(Data entries)
-=-=-
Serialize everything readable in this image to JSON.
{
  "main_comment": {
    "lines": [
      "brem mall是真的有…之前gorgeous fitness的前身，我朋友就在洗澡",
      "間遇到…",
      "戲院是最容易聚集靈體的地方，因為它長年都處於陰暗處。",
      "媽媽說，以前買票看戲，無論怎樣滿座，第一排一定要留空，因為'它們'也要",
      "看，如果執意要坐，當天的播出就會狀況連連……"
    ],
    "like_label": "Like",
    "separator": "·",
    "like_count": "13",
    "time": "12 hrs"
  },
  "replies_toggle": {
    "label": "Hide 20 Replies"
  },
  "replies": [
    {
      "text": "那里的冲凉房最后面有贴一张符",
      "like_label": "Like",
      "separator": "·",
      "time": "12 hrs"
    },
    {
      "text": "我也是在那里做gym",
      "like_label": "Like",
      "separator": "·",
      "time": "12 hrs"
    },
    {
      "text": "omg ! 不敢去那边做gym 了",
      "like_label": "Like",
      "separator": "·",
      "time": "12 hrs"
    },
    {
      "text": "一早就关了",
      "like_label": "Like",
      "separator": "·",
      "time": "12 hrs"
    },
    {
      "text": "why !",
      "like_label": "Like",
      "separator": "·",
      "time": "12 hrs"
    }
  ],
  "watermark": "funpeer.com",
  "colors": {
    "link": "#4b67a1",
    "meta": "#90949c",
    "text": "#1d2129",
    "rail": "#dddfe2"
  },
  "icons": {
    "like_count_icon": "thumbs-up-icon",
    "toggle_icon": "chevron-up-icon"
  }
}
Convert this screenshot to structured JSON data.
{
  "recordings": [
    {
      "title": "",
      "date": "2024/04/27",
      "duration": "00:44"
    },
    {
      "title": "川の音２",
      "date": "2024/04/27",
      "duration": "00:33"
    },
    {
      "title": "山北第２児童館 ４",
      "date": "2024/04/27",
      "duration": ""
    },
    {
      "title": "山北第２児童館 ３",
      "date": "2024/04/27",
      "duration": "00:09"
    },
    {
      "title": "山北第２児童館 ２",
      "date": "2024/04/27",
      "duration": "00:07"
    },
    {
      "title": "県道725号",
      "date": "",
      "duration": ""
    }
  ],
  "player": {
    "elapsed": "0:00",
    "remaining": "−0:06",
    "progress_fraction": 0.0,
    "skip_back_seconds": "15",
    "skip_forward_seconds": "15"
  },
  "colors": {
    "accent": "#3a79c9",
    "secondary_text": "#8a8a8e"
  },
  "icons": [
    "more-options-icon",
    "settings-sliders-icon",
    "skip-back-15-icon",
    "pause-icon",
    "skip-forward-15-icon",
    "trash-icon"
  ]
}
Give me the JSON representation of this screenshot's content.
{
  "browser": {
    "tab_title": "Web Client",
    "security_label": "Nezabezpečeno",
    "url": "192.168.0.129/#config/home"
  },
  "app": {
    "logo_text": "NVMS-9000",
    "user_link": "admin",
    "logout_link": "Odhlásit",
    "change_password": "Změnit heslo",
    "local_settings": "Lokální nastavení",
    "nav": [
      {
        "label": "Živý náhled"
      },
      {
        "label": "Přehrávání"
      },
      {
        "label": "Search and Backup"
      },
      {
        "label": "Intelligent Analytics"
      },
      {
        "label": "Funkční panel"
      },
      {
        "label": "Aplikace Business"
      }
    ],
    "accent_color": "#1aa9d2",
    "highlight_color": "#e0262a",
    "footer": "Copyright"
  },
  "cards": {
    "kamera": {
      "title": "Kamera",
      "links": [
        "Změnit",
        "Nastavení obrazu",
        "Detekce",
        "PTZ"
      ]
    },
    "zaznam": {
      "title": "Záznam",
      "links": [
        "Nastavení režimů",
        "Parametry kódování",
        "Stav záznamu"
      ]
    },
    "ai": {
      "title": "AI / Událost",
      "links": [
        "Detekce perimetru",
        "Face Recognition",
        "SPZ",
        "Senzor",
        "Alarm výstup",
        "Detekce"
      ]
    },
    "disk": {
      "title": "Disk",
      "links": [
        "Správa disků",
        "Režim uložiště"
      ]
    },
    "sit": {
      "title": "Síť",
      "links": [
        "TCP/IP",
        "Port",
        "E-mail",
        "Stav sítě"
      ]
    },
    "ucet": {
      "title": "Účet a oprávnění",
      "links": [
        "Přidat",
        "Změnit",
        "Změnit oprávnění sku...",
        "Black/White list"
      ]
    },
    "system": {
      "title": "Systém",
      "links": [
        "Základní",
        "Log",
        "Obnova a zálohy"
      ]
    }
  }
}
-=-=-
■ Task directions ■
Identify each line in the records above containing the word "this"; copy those lines.

■ Task solution ■
Serialize everything readable in this image to JSON.
Convert this screenshot to structured JSON data.
Give me the JSON representation of this screenshot's content.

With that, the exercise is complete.